▶ INSTRUCTIONS TO FOLLOW: Where a line contains the word "Fuerza", copy that line in full.
-- begin INFORMATION GIVEN --
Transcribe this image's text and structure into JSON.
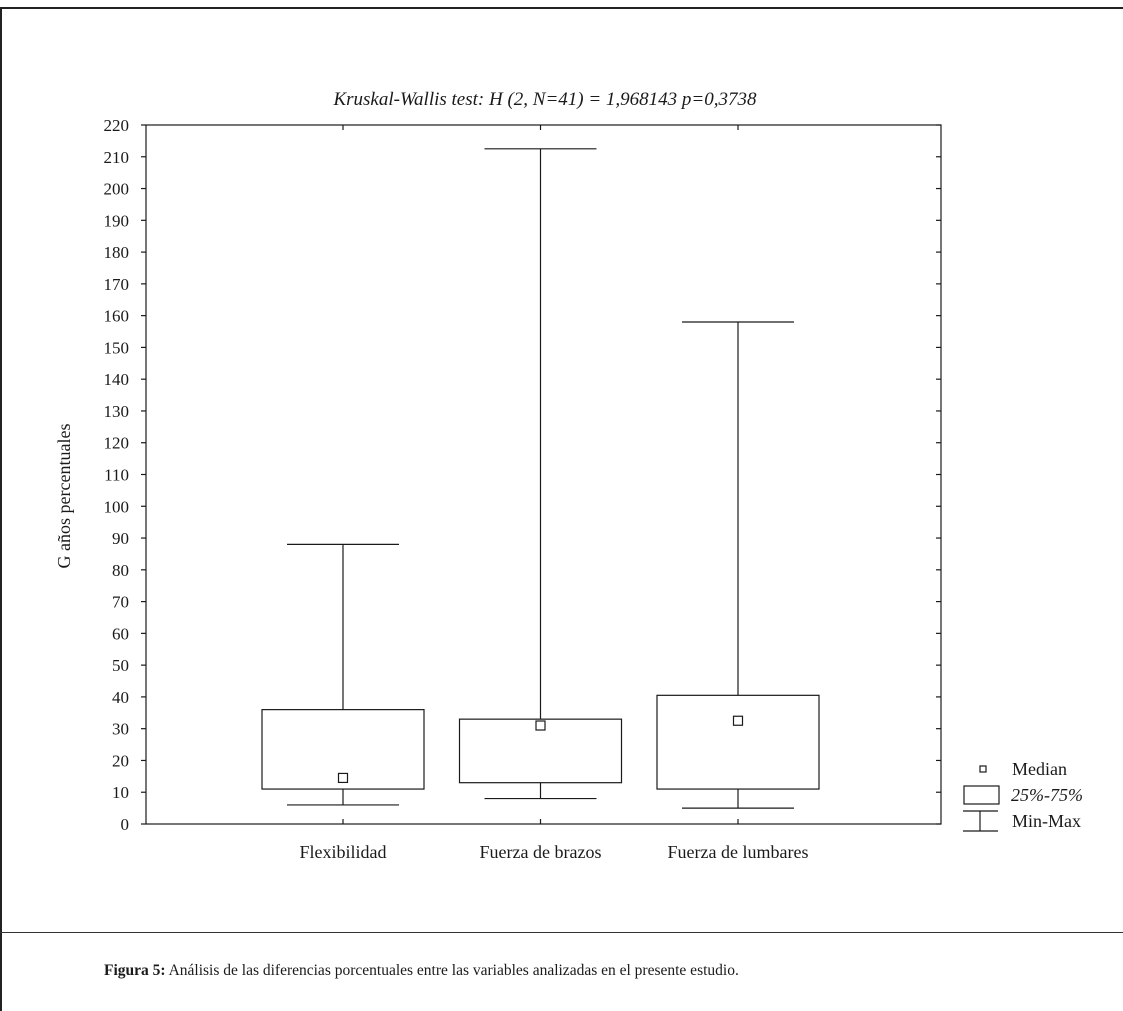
{
  "chart_data": {
    "type": "boxplot",
    "title": "Kruskal-Wallis test: H (2, N=41) = 1,968143 p=0,3738",
    "xlabel": "",
    "ylabel": "G años percentuales",
    "ylim": [
      0,
      220
    ],
    "yticks": [
      0,
      10,
      20,
      30,
      40,
      50,
      60,
      70,
      80,
      90,
      100,
      110,
      120,
      130,
      140,
      150,
      160,
      170,
      180,
      190,
      200,
      210,
      220
    ],
    "categories": [
      "Flexibilidad",
      "Fuerza de brazos",
      "Fuerza de lumbares"
    ],
    "boxes": [
      {
        "category": "Flexibilidad",
        "min": 6,
        "q1": 11,
        "median": 14.5,
        "q3": 36,
        "max": 88
      },
      {
        "category": "Fuerza de brazos",
        "min": 8,
        "q1": 13,
        "median": 31,
        "q3": 33,
        "max": 212.5
      },
      {
        "category": "Fuerza de lumbares",
        "min": 5,
        "q1": 11,
        "median": 32.5,
        "q3": 40.5,
        "max": 158
      }
    ],
    "grid": false,
    "legend_position": "right",
    "legend": [
      {
        "marker": "square",
        "label": "Median"
      },
      {
        "marker": "box",
        "label": "25%-75%"
      },
      {
        "marker": "whisker",
        "label": "Min-Max"
      }
    ]
  },
  "caption": {
    "label": "Figura 5:",
    "text": " Análisis de las diferencias porcentuales entre las variables analizadas en el presente estudio."
  }
}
-- end INFORMATION GIVEN --
▶ WRITTEN SOLUTION:
      "Fuerza de brazos",
      "Fuerza de lumbares"
        "category": "Fuerza de brazos",
        "category": "Fuerza de lumbares",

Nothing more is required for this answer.